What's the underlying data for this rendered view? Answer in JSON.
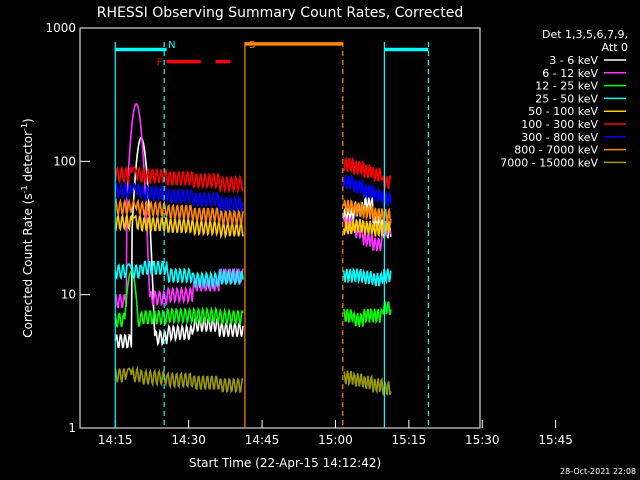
{
  "chart_data": {
    "type": "line",
    "title": "RHESSI Observing Summary Count Rates, Corrected",
    "xlabel": "Start Time (22-Apr-15 14:12:42)",
    "ylabel": "Corrected Count Rate (s",
    "ylabel_sup1": "-1",
    "ylabel_mid": " detector",
    "ylabel_sup2": "-1",
    "ylabel_end": ")",
    "y_scale": "log",
    "ylim": [
      1,
      1000
    ],
    "xlim_minutes": [
      0,
      68
    ],
    "x_ticks": [
      {
        "label": "14:15",
        "min": 2.3
      },
      {
        "label": "14:30",
        "min": 17.3
      },
      {
        "label": "14:45",
        "min": 32.3
      },
      {
        "label": "15:00",
        "min": 47.3
      },
      {
        "label": "15:15",
        "min": 62.3
      },
      {
        "label": "15:30",
        "min": 77.3
      },
      {
        "label": "15:45",
        "min": 92.3
      }
    ],
    "y_ticks": [
      {
        "label": "1",
        "value": 1
      },
      {
        "label": "10",
        "value": 10
      },
      {
        "label": "100",
        "value": 100
      },
      {
        "label": "1000",
        "value": 1000
      }
    ],
    "legend_header": [
      "Det 1,3,5,6,7,9,",
      "Att 0"
    ],
    "footer_date": "28-Oct-2021 22:08",
    "data_gaps": [
      {
        "start": 0,
        "end": 7.2
      },
      {
        "start": 26.2,
        "end": 46.7
      },
      {
        "start": 56.3,
        "end": 68
      }
    ],
    "series": [
      {
        "name": "3 - 6 keV",
        "color": "#ffffff",
        "base": [
          4.5,
          4.8,
          5.2,
          6.0,
          5.5,
          40,
          44,
          48,
          35,
          30
        ],
        "peak": 150,
        "peak_min": 12.5
      },
      {
        "name": "6 - 12 keV",
        "color": "#ff33ff",
        "base": [
          9,
          9.5,
          10,
          12,
          14,
          34,
          30,
          26,
          24,
          32
        ],
        "peak": 270,
        "peak_min": 11.5
      },
      {
        "name": "12 - 25 keV",
        "color": "#00ff00",
        "base": [
          6.5,
          6.8,
          7,
          7,
          6.8,
          7,
          6.5,
          7,
          7,
          8
        ],
        "peak": 15,
        "peak_min": 10.5
      },
      {
        "name": "25 - 50 keV",
        "color": "#00ffff",
        "base": [
          15,
          16,
          14,
          13,
          13.5,
          14,
          14,
          13.5,
          13,
          14
        ],
        "peak": 17,
        "peak_min": 10
      },
      {
        "name": "50 - 100 keV",
        "color": "#ffcc00",
        "base": [
          35,
          34,
          33,
          32,
          31,
          32,
          33,
          32,
          31,
          33
        ],
        "peak": 38,
        "peak_min": 11
      },
      {
        "name": "100 - 300 keV",
        "color": "#ff0000",
        "base": [
          80,
          78,
          75,
          72,
          68,
          95,
          90,
          85,
          80,
          70
        ],
        "peak": 90,
        "peak_min": 11
      },
      {
        "name": "300 - 800 keV",
        "color": "#0000ff",
        "base": [
          60,
          58,
          55,
          52,
          48,
          70,
          65,
          60,
          56,
          52
        ],
        "peak": 64,
        "peak_min": 11
      },
      {
        "name": "800 - 7000 keV",
        "color": "#ff8800",
        "base": [
          45,
          44,
          42,
          40,
          38,
          46,
          44,
          42,
          40,
          39
        ],
        "peak": 48,
        "peak_min": 11
      },
      {
        "name": "7000 - 15000 keV",
        "color": "#999900",
        "base": [
          2.5,
          2.4,
          2.3,
          2.2,
          2.1,
          2.4,
          2.3,
          2.2,
          2.1,
          2.0
        ],
        "peak": 2.8,
        "peak_min": 10
      }
    ],
    "vertical_markers": [
      {
        "min": 0,
        "color": "#00ffff",
        "style": "solid",
        "label": ""
      },
      {
        "min": 10,
        "color": "#00ffff",
        "style": "dash",
        "label": "N"
      },
      {
        "min": 26.5,
        "color": "#ff8800",
        "style": "solid",
        "label": "S"
      },
      {
        "min": 46.5,
        "color": "#ff8800",
        "style": "dash",
        "label": ""
      },
      {
        "min": 55,
        "color": "#00ffff",
        "style": "solid",
        "label": ""
      },
      {
        "min": 64,
        "color": "#00ffff",
        "style": "dash",
        "label": ""
      }
    ],
    "bars": [
      {
        "color": "#00ffff",
        "start": 0,
        "end": 10.5,
        "level": 690
      },
      {
        "color": "#ff8800",
        "start": 26.5,
        "end": 46.5,
        "level": 760
      },
      {
        "color": "#00ffff",
        "start": 55,
        "end": 64,
        "level": 690
      },
      {
        "color": "#ff0000",
        "start": 10.5,
        "end": 17.5,
        "level": 560,
        "label": "F"
      },
      {
        "color": "#ff0000",
        "start": 20.5,
        "end": 23.5,
        "level": 560
      }
    ]
  }
}
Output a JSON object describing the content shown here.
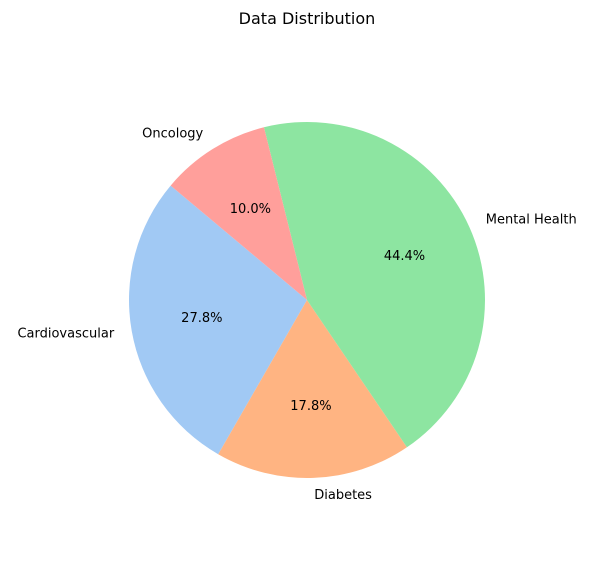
{
  "chart_data": {
    "type": "pie",
    "title": "Data Distribution",
    "start_angle_deg": 140,
    "direction": "counterclockwise",
    "slices": [
      {
        "label": "Cardiovascular",
        "value": 27.8,
        "pct_label": "27.8%",
        "color": "#a1c9f4"
      },
      {
        "label": "Diabetes",
        "value": 17.8,
        "pct_label": "17.8%",
        "color": "#ffb482"
      },
      {
        "label": "Mental Health",
        "value": 44.4,
        "pct_label": "44.4%",
        "color": "#8de5a1"
      },
      {
        "label": "Oncology",
        "value": 10.0,
        "pct_label": "10.0%",
        "color": "#ff9f9b"
      }
    ]
  }
}
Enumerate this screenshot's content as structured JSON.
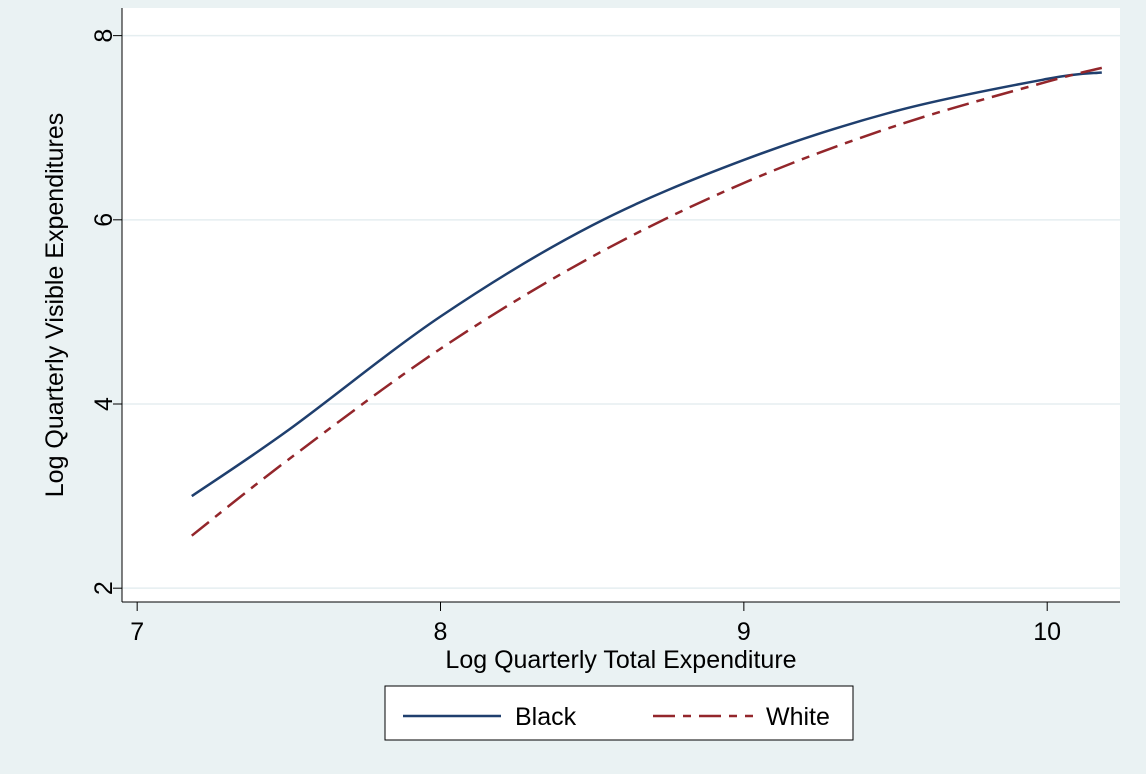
{
  "chart_data": {
    "type": "line",
    "title": "",
    "xlabel": "Log Quarterly Total Expenditure",
    "ylabel": "Log Quarterly Visible Expenditures",
    "xlim": [
      6.95,
      10.24
    ],
    "ylim": [
      1.85,
      8.3
    ],
    "xticks": [
      7,
      8,
      9,
      10
    ],
    "yticks": [
      2,
      4,
      6,
      8
    ],
    "grid": true,
    "legend_position": "bottom",
    "series": [
      {
        "name": "Black",
        "color": "#1f3f6e",
        "dash": "solid",
        "x": [
          7.18,
          7.5,
          8.0,
          8.5,
          9.0,
          9.5,
          10.0,
          10.18
        ],
        "y": [
          3.0,
          3.72,
          4.95,
          5.94,
          6.65,
          7.18,
          7.53,
          7.6
        ]
      },
      {
        "name": "White",
        "color": "#93262b",
        "dash": "longdash",
        "x": [
          7.18,
          7.5,
          8.0,
          8.5,
          9.0,
          9.5,
          10.0,
          10.18
        ],
        "y": [
          2.57,
          3.4,
          4.6,
          5.6,
          6.4,
          7.02,
          7.5,
          7.65
        ]
      }
    ]
  }
}
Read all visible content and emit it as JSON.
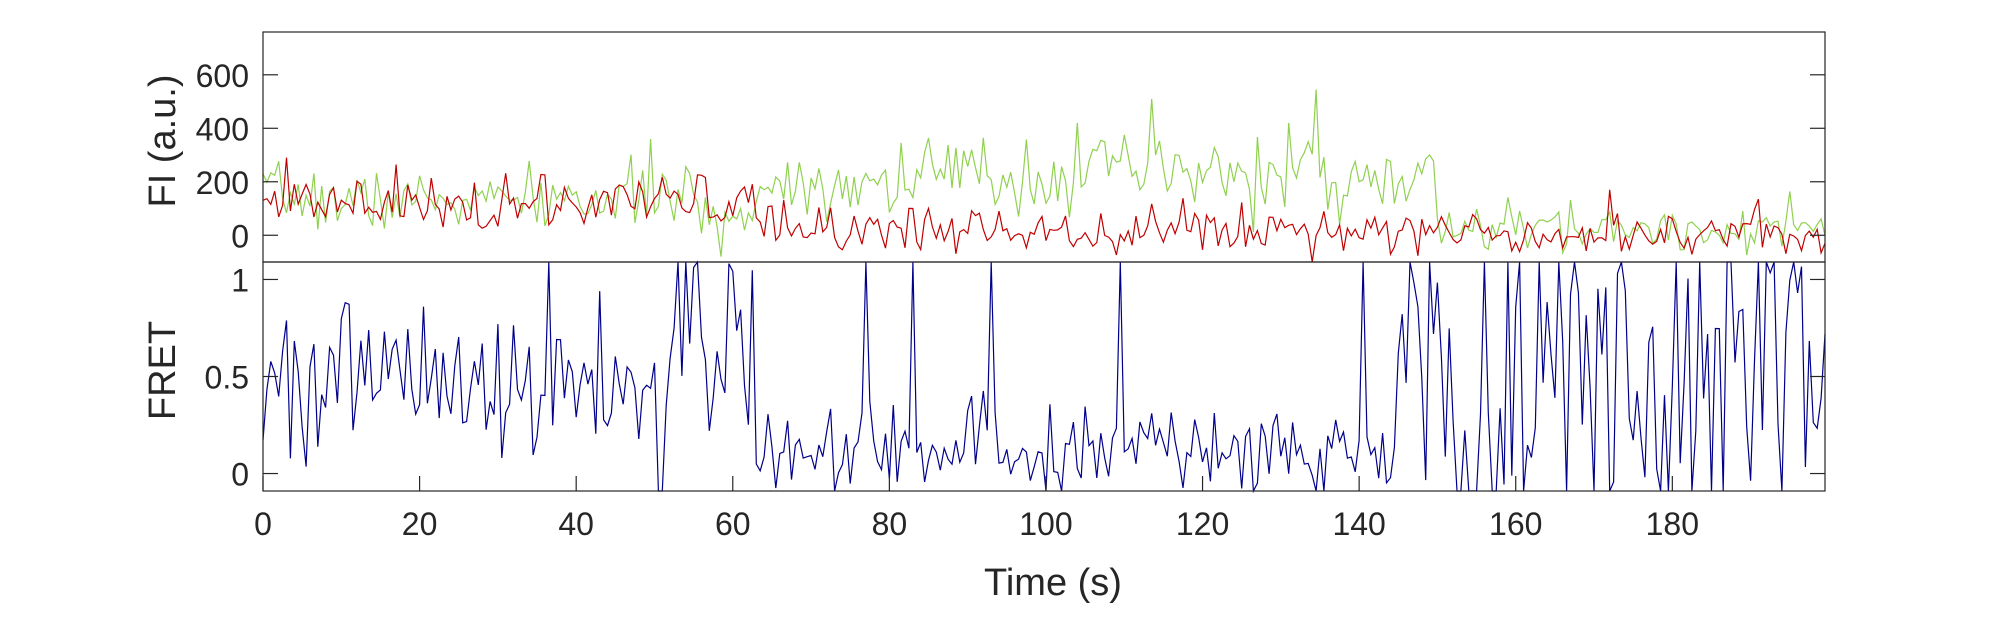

○ ○ ○ ○ ○

What is needed –
Every entry above should be duplicated exactly. Do not include the images.

Task solution –
What's the underlying data for this rendered view? Answer in JSON.
{
  "chart_data": {
    "type": "line",
    "title": "RHESSI Observing Summary Count Rates, Corrected",
    "xlabel": "Start Time (22-Apr-15 14:12:42)",
    "ylabel": "Corrected Count Rate (s",
    "ylabel_sup1": "-1",
    "ylabel_mid": " detector",
    "ylabel_sup2": "-1",
    "ylabel_end": ")",
    "y_scale": "log",
    "ylim": [
      1,
      1000
    ],
    "xlim_minutes": [
      0,
      68
    ],
    "x_ticks": [
      {
        "label": "14:15",
        "min": 2.3
      },
      {
        "label": "14:30",
        "min": 17.3
      },
      {
        "label": "14:45",
        "min": 32.3
      },
      {
        "label": "15:00",
        "min": 47.3
      },
      {
        "label": "15:15",
        "min": 62.3
      },
      {
        "label": "15:30",
        "min": 77.3
      },
      {
        "label": "15:45",
        "min": 92.3
      }
    ],
    "y_ticks": [
      {
        "label": "1",
        "value": 1
      },
      {
        "label": "10",
        "value": 10
      },
      {
        "label": "100",
        "value": 100
      },
      {
        "label": "1000",
        "value": 1000
      }
    ],
    "legend_header": [
      "Det 1,3,5,6,7,9,",
      "Att 0"
    ],
    "footer_date": "28-Oct-2021 22:08",
    "data_gaps": [
      {
        "start": 0,
        "end": 7.2
      },
      {
        "start": 26.2,
        "end": 46.7
      },
      {
        "start": 56.3,
        "end": 68
      }
    ],
    "series": [
      {
        "name": "3 - 6 keV",
        "color": "#ffffff",
        "base": [
          4.5,
          4.8,
          5.2,
          6.0,
          5.5,
          40,
          44,
          48,
          35,
          30
        ],
        "peak": 150,
        "peak_min": 12.5
      },
      {
        "name": "6 - 12 keV",
        "color": "#ff33ff",
        "base": [
          9,
          9.5,
          10,
          12,
          14,
          34,
          30,
          26,
          24,
          32
        ],
        "peak": 270,
        "peak_min": 11.5
      },
      {
        "name": "12 - 25 keV",
        "color": "#00ff00",
        "base": [
          6.5,
          6.8,
          7,
          7,
          6.8,
          7,
          6.5,
          7,
          7,
          8
        ],
        "peak": 15,
        "peak_min": 10.5
      },
      {
        "name": "25 - 50 keV",
        "color": "#00ffff",
        "base": [
          15,
          16,
          14,
          13,
          13.5,
          14,
          14,
          13.5,
          13,
          14
        ],
        "peak": 17,
        "peak_min": 10
      },
      {
        "name": "50 - 100 keV",
        "color": "#ffcc00",
        "base": [
          35,
          34,
          33,
          32,
          31,
          32,
          33,
          32,
          31,
          33
        ],
        "peak": 38,
        "peak_min": 11
      },
      {
        "name": "100 - 300 keV",
        "color": "#ff0000",
        "base": [
          80,
          78,
          75,
          72,
          68,
          95,
          90,
          85,
          80,
          70
        ],
        "peak": 90,
        "peak_min": 11
      },
      {
        "name": "300 - 800 keV",
        "color": "#0000ff",
        "base": [
          60,
          58,
          55,
          52,
          48,
          70,
          65,
          60,
          56,
          52
        ],
        "peak": 64,
        "peak_min": 11
      },
      {
        "name": "800 - 7000 keV",
        "color": "#ff8800",
        "base": [
          45,
          44,
          42,
          40,
          38,
          46,
          44,
          42,
          40,
          39
        ],
        "peak": 48,
        "peak_min": 11
      },
      {
        "name": "7000 - 15000 keV",
        "color": "#999900",
        "base": [
          2.5,
          2.4,
          2.3,
          2.2,
          2.1,
          2.4,
          2.3,
          2.2,
          2.1,
          2.0
        ],
        "peak": 2.8,
        "peak_min": 10
      }
    ],
    "vertical_markers": [
      {
        "min": 0,
        "color": "#00ffff",
        "style": "solid",
        "label": ""
      },
      {
        "min": 10,
        "color": "#00ffff",
        "style": "dash",
        "label": "N"
      },
      {
        "min": 26.5,
        "color": "#ff8800",
        "style": "solid",
        "label": "S"
      },
      {
        "min": 46.5,
        "color": "#ff8800",
        "style": "dash",
        "label": ""
      },
      {
        "min": 55,
        "color": "#00ffff",
        "style": "solid",
        "label": ""
      },
      {
        "min": 64,
        "color": "#00ffff",
        "style": "dash",
        "label": ""
      }
    ],
    "bars": [
      {
        "color": "#00ffff",
        "start": 0,
        "end": 10.5,
        "level": 690
      },
      {
        "color": "#ff8800",
        "start": 26.5,
        "end": 46.5,
        "level": 760
      },
      {
        "color": "#00ffff",
        "start": 55,
        "end": 64,
        "level": 690
      },
      {
        "color": "#ff0000",
        "start": 10.5,
        "end": 17.5,
        "level": 560,
        "label": "F"
      },
      {
        "color": "#ff0000",
        "start": 20.5,
        "end": 23.5,
        "level": 560
      }
    ]
  }
}
Output a JSON object describing the content shown here.
{
  "chart_data": {
    "type": "pie",
    "title": "Data Distribution",
    "start_angle_deg": 140,
    "direction": "counterclockwise",
    "slices": [
      {
        "label": "Cardiovascular",
        "value": 27.8,
        "pct_label": "27.8%",
        "color": "#a1c9f4"
      },
      {
        "label": "Diabetes",
        "value": 17.8,
        "pct_label": "17.8%",
        "color": "#ffb482"
      },
      {
        "label": "Mental Health",
        "value": 44.4,
        "pct_label": "44.4%",
        "color": "#8de5a1"
      },
      {
        "label": "Oncology",
        "value": 10.0,
        "pct_label": "10.0%",
        "color": "#ff9f9b"
      }
    ]
  }
}
Enumerate this screenshot's content as structured JSON.
{
  "chart_data": {
    "type": "line",
    "title": "",
    "xlabel": "Log Quarterly Total Expenditure",
    "ylabel": "Log Quarterly Visible Expenditures",
    "xlim": [
      6.95,
      10.24
    ],
    "ylim": [
      1.85,
      8.3
    ],
    "xticks": [
      7,
      8,
      9,
      10
    ],
    "yticks": [
      2,
      4,
      6,
      8
    ],
    "grid": true,
    "legend_position": "bottom",
    "series": [
      {
        "name": "Black",
        "color": "#1f3f6e",
        "dash": "solid",
        "x": [
          7.18,
          7.5,
          8.0,
          8.5,
          9.0,
          9.5,
          10.0,
          10.18
        ],
        "y": [
          3.0,
          3.72,
          4.95,
          5.94,
          6.65,
          7.18,
          7.53,
          7.6
        ]
      },
      {
        "name": "White",
        "color": "#93262b",
        "dash": "longdash",
        "x": [
          7.18,
          7.5,
          8.0,
          8.5,
          9.0,
          9.5,
          10.0,
          10.18
        ],
        "y": [
          2.57,
          3.4,
          4.6,
          5.6,
          6.4,
          7.02,
          7.5,
          7.65
        ]
      }
    ]
  }
}
Read all visible content and emit it as JSON.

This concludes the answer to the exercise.